Challenge ▸
Return every line below as is, leaving out the pictures.

Records for processing ▸
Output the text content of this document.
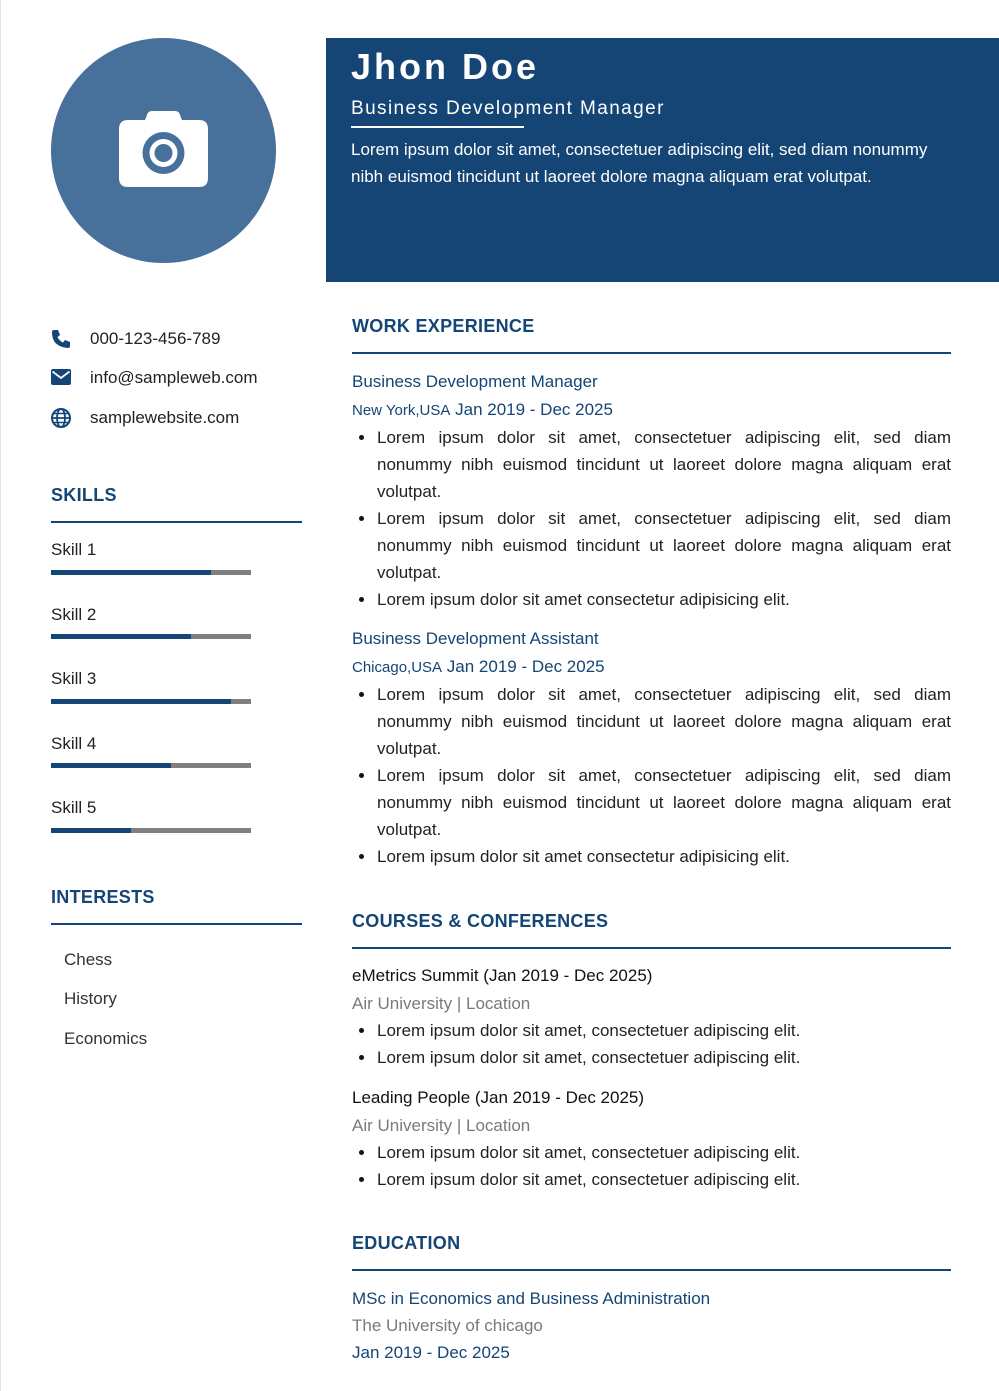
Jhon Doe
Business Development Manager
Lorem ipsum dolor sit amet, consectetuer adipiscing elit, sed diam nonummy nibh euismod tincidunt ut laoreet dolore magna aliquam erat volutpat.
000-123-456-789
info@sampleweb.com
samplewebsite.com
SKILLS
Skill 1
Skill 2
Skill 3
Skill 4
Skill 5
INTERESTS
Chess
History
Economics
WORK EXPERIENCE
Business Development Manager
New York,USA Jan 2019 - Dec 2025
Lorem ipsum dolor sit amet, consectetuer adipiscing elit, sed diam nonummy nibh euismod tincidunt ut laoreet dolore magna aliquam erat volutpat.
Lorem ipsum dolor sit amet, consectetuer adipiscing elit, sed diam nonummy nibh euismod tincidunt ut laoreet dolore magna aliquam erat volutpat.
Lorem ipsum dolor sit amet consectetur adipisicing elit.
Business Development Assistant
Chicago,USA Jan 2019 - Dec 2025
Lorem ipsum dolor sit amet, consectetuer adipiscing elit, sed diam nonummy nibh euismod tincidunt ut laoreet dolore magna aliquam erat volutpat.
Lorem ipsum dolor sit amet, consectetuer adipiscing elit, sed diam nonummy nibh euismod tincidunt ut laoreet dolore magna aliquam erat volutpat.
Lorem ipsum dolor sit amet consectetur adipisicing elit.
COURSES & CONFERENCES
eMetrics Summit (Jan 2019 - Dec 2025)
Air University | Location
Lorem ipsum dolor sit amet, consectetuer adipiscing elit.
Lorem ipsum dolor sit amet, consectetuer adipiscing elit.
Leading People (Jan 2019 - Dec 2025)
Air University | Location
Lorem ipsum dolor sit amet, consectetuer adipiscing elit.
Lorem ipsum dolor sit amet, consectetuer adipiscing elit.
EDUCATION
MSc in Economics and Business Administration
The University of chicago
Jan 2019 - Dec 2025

Expected output ▸
Output the text content of this document.
Jhon Doe
Business Development Manager
Lorem ipsum dolor sit amet, consectetuer adipiscing elit, sed diam nonummy nibh euismod tincidunt ut laoreet dolore magna aliquam erat volutpat.
000-123-456-789
info@sampleweb.com
samplewebsite.com
SKILLS
Skill 1
Skill 2
Skill 3
Skill 4
Skill 5
INTERESTS
Chess
History
Economics
WORK EXPERIENCE
Business Development Manager
New York,USA Jan 2019 - Dec 2025
Lorem ipsum dolor sit amet, consectetuer adipiscing elit, sed diam nonummy nibh euismod tincidunt ut laoreet dolore magna aliquam erat volutpat.
Lorem ipsum dolor sit amet, consectetuer adipiscing elit, sed diam nonummy nibh euismod tincidunt ut laoreet dolore magna aliquam erat volutpat.
Lorem ipsum dolor sit amet consectetur adipisicing elit.
Business Development Assistant
Chicago,USA Jan 2019 - Dec 2025
Lorem ipsum dolor sit amet, consectetuer adipiscing elit, sed diam nonummy nibh euismod tincidunt ut laoreet dolore magna aliquam erat volutpat.
Lorem ipsum dolor sit amet, consectetuer adipiscing elit, sed diam nonummy nibh euismod tincidunt ut laoreet dolore magna aliquam erat volutpat.
Lorem ipsum dolor sit amet consectetur adipisicing elit.
COURSES & CONFERENCES
eMetrics Summit (Jan 2019 - Dec 2025)
Air University | Location
Lorem ipsum dolor sit amet, consectetuer adipiscing elit.
Lorem ipsum dolor sit amet, consectetuer adipiscing elit.
Leading People (Jan 2019 - Dec 2025)
Air University | Location
Lorem ipsum dolor sit amet, consectetuer adipiscing elit.
Lorem ipsum dolor sit amet, consectetuer adipiscing elit.
EDUCATION
MSc in Economics and Business Administration
The University of chicago
Jan 2019 - Dec 2025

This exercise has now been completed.